Search the material and gather each line with "普通高等院校大专及以上学历" in it.

Stored items from a collection:
-- start --
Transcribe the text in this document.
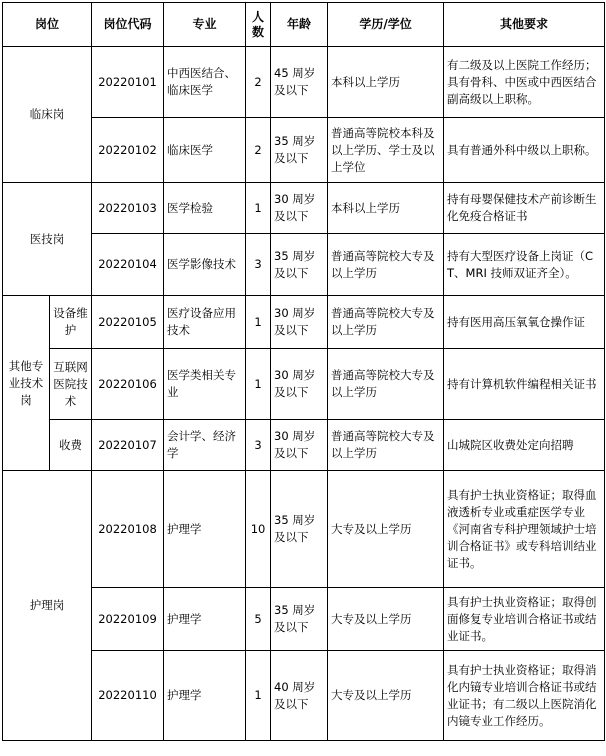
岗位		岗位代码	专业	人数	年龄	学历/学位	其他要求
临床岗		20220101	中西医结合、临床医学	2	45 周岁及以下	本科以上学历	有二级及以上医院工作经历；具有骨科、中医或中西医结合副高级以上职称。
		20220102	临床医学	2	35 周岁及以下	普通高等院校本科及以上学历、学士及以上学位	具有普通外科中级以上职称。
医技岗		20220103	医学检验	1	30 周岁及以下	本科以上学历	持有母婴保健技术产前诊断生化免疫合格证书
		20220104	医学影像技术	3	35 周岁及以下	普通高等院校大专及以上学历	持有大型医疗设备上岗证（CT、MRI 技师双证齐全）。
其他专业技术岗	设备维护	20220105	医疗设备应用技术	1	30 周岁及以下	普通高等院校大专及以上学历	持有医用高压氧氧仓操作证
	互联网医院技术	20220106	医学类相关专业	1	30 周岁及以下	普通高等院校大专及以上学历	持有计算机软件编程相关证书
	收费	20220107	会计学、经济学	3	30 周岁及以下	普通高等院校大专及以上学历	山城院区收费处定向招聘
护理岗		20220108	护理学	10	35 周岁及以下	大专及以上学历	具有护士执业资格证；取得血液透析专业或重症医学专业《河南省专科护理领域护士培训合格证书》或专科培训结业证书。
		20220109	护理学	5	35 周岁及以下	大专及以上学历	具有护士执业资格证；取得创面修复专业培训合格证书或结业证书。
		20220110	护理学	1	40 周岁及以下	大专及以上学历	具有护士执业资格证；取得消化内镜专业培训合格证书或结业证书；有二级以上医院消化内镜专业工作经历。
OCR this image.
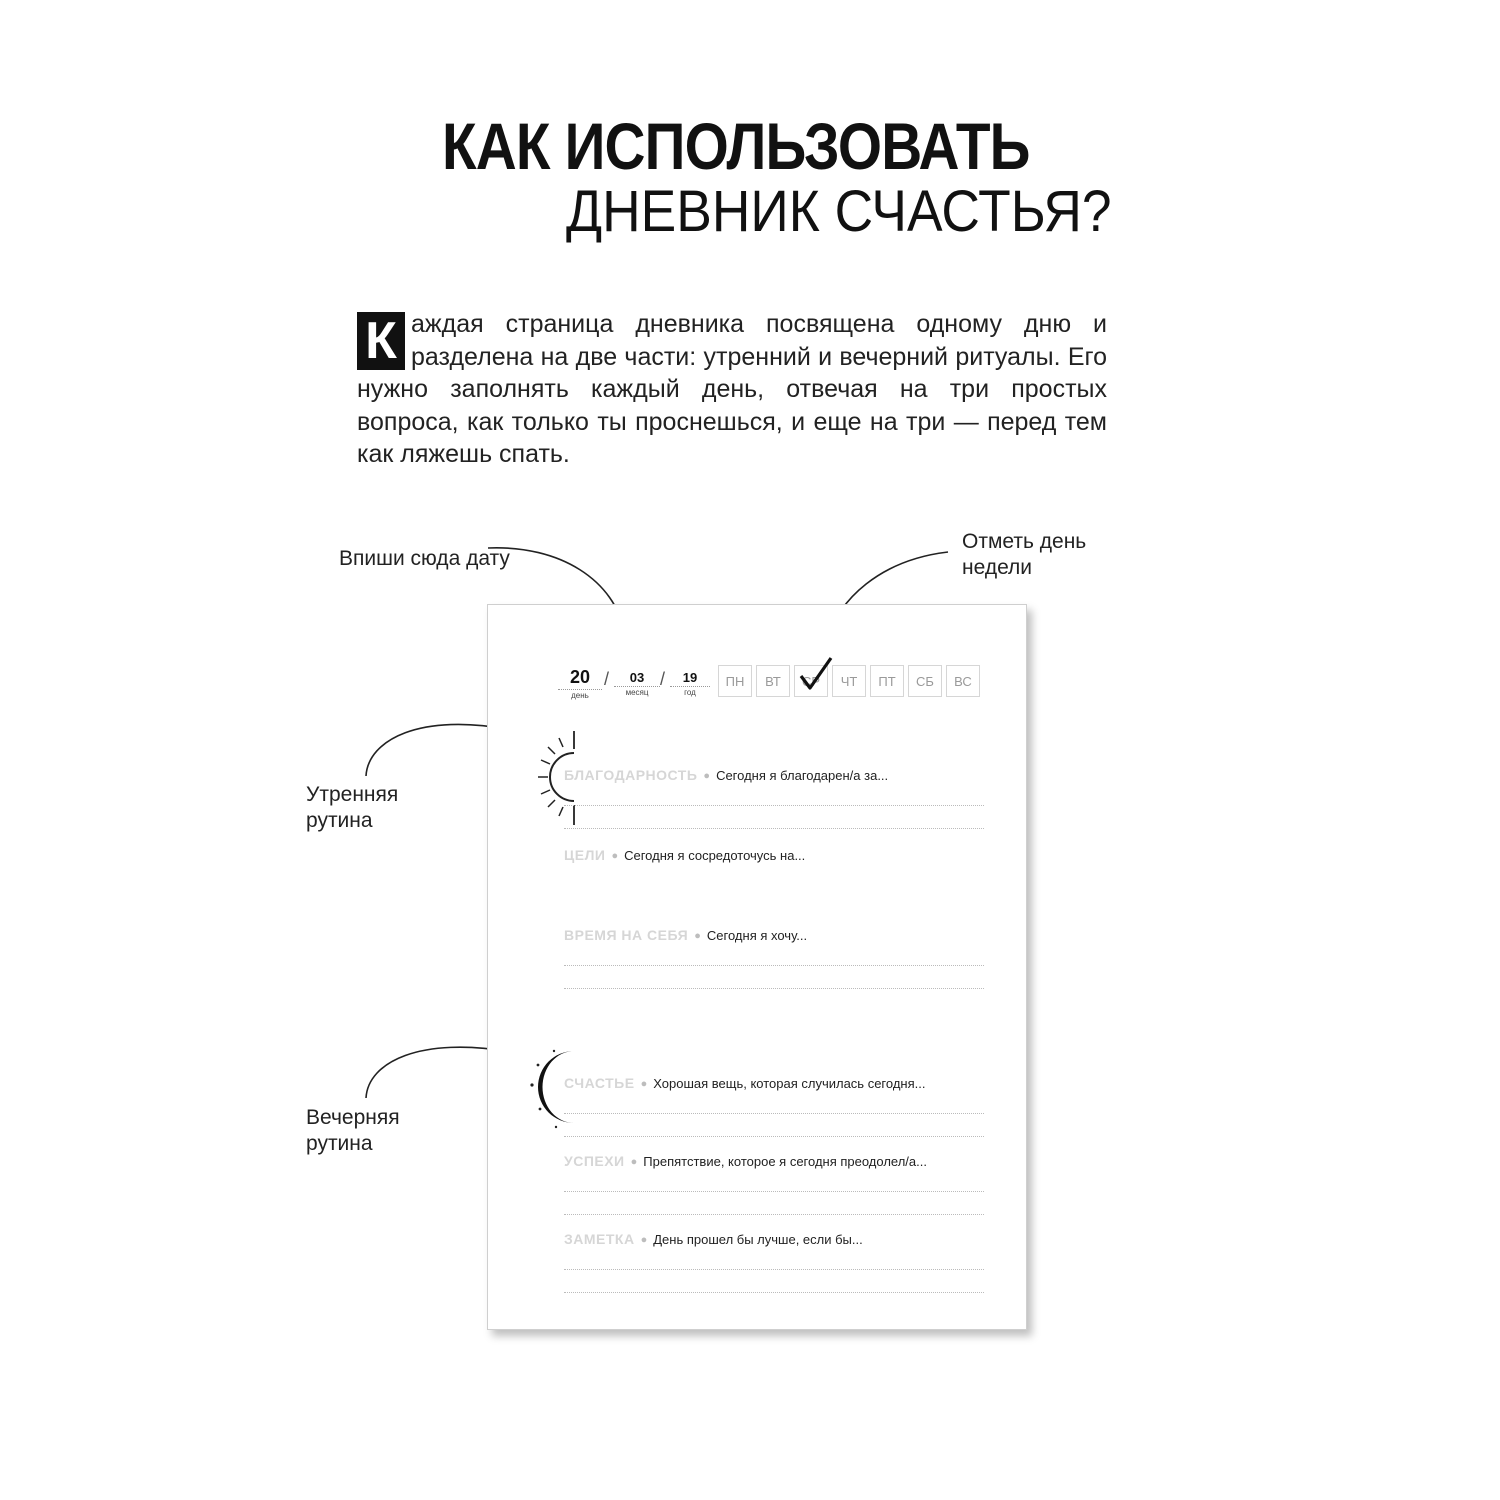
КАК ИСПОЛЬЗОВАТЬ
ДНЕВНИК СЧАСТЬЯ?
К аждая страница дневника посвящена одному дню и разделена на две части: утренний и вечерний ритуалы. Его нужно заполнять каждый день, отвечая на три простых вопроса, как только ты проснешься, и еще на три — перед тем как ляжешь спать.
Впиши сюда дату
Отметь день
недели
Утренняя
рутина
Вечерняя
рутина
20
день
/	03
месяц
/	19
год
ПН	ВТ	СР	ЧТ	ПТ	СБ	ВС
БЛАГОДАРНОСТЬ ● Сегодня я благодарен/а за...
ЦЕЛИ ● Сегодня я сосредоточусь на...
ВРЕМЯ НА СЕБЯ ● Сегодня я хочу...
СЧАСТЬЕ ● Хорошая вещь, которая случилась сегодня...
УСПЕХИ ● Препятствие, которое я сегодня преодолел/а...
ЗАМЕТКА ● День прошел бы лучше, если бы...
-- end --
-- start --
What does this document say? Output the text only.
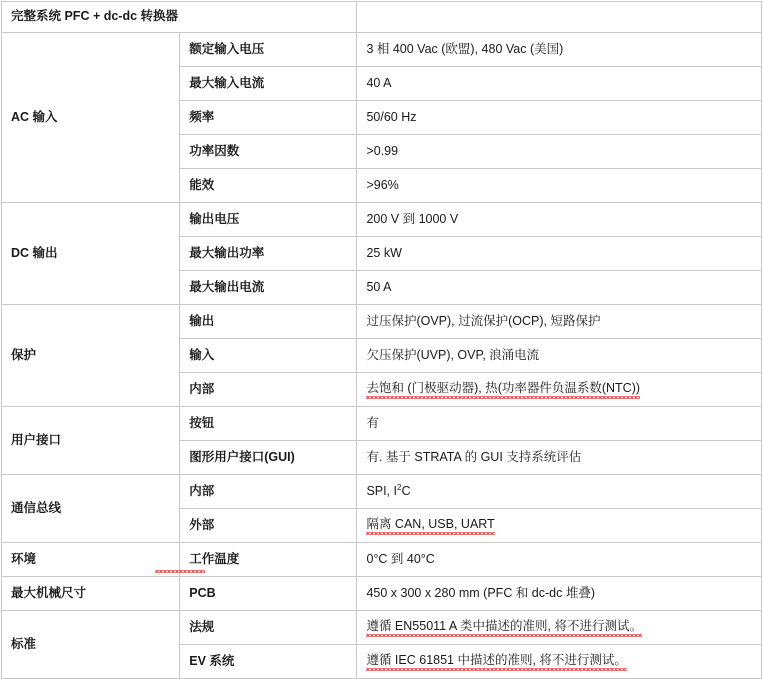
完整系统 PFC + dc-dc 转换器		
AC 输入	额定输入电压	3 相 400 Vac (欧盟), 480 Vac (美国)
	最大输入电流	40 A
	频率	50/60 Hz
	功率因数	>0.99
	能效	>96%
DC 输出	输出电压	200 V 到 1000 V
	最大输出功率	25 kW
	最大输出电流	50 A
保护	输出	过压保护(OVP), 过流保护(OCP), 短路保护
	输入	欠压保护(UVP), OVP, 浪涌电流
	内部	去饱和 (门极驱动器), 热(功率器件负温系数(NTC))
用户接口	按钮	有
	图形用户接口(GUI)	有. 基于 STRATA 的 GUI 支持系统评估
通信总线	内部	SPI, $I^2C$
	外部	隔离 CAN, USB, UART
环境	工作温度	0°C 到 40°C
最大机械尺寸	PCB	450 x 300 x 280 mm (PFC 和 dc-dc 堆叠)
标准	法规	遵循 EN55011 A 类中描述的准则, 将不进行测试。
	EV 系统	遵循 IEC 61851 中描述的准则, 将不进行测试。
-- end --
ANSWER IN FULL:
		20220104	医学影像技术	3	35 周岁及以下	普通高等院校大专及以上学历	持有大型医疗设备上岗证（CT、MRI 技师双证齐全）。
其他专业技术岗	设备维护	20220105	医疗设备应用技术	1	30 周岁及以下	普通高等院校大专及以上学历	持有医用高压氧氧仓操作证
	互联网医院技术	20220106	医学类相关专业	1	30 周岁及以下	普通高等院校大专及以上学历	持有计算机软件编程相关证书
	收费	20220107	会计学、经济学	3	30 周岁及以下	普通高等院校大专及以上学历	山城院区收费处定向招聘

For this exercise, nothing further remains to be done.